GIVEN PROBLEM =
Answer with one number: how many lines have "fuel".

INFORMATION GIVEN =

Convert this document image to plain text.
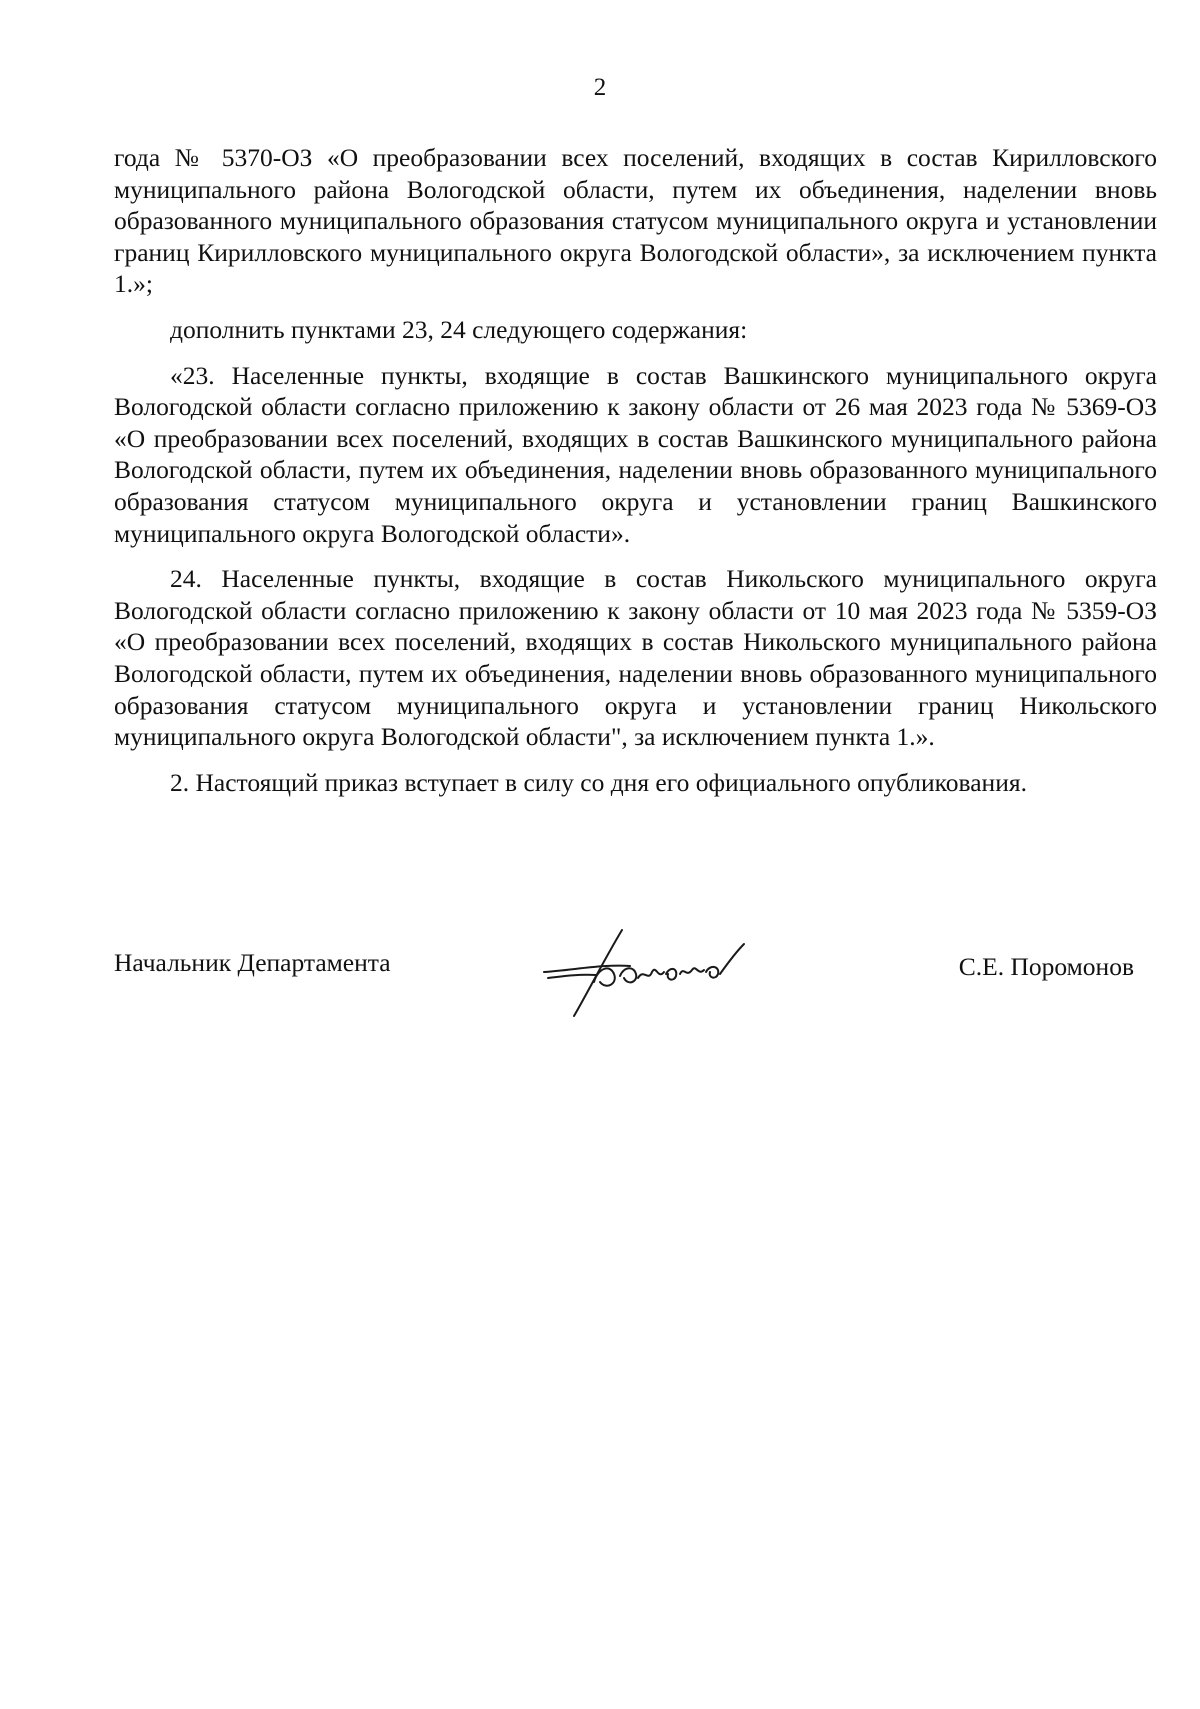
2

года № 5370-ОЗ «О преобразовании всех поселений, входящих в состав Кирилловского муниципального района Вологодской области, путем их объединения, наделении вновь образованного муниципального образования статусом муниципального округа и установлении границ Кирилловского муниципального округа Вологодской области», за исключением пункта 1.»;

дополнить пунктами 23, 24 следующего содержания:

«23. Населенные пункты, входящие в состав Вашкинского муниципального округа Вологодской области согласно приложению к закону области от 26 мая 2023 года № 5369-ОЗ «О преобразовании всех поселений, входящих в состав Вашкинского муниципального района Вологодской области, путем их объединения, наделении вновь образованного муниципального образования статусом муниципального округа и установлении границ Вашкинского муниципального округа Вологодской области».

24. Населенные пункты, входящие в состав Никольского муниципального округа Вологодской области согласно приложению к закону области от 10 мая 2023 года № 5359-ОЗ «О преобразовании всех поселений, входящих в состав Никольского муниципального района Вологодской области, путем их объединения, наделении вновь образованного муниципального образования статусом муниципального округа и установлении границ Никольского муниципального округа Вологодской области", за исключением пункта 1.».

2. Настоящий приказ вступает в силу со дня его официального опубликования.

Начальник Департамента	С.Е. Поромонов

...

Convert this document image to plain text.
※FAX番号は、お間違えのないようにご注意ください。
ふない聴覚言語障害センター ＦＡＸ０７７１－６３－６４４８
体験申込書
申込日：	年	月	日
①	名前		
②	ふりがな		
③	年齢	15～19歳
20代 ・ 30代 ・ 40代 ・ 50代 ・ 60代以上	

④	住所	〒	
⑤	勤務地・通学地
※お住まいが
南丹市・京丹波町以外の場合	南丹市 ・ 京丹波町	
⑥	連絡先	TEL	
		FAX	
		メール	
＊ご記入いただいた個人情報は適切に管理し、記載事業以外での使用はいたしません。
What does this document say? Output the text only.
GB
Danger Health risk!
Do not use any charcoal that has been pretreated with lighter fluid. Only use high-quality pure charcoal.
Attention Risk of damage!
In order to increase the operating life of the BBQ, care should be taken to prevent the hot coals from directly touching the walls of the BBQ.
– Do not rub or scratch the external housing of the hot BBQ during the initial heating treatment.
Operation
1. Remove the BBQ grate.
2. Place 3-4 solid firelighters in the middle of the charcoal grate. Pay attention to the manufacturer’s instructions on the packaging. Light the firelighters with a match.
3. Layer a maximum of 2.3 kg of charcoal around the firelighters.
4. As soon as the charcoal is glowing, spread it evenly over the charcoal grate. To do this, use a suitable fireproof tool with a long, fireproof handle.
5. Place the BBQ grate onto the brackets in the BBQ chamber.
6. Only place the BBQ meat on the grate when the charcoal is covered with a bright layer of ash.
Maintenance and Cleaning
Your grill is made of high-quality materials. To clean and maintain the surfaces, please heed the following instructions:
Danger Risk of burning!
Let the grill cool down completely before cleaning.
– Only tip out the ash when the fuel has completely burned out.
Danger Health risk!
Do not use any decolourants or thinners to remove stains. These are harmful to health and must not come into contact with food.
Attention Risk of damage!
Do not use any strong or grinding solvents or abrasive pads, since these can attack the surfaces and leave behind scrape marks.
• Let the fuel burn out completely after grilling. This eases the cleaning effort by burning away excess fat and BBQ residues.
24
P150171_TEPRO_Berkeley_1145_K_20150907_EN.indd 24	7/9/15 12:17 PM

---

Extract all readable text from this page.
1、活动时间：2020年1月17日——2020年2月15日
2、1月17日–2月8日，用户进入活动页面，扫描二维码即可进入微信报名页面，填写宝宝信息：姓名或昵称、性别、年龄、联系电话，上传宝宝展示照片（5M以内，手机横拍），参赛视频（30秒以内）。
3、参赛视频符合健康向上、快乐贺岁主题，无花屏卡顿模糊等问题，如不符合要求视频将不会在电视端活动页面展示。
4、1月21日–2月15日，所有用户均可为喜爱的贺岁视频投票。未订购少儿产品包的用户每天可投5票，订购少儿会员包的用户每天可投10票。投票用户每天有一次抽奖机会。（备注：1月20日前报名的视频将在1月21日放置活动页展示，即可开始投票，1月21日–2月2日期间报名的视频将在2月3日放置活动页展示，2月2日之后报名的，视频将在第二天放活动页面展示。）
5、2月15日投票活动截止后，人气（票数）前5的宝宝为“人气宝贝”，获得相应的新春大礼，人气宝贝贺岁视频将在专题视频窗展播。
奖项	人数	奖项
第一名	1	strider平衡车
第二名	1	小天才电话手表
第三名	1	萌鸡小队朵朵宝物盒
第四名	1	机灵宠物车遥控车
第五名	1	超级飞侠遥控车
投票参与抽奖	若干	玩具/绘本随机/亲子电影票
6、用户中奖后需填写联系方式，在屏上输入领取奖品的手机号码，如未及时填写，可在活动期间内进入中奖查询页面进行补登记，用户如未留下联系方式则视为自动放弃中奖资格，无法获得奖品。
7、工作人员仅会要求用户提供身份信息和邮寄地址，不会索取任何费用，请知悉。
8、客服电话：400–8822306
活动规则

TASK ANSWER =
2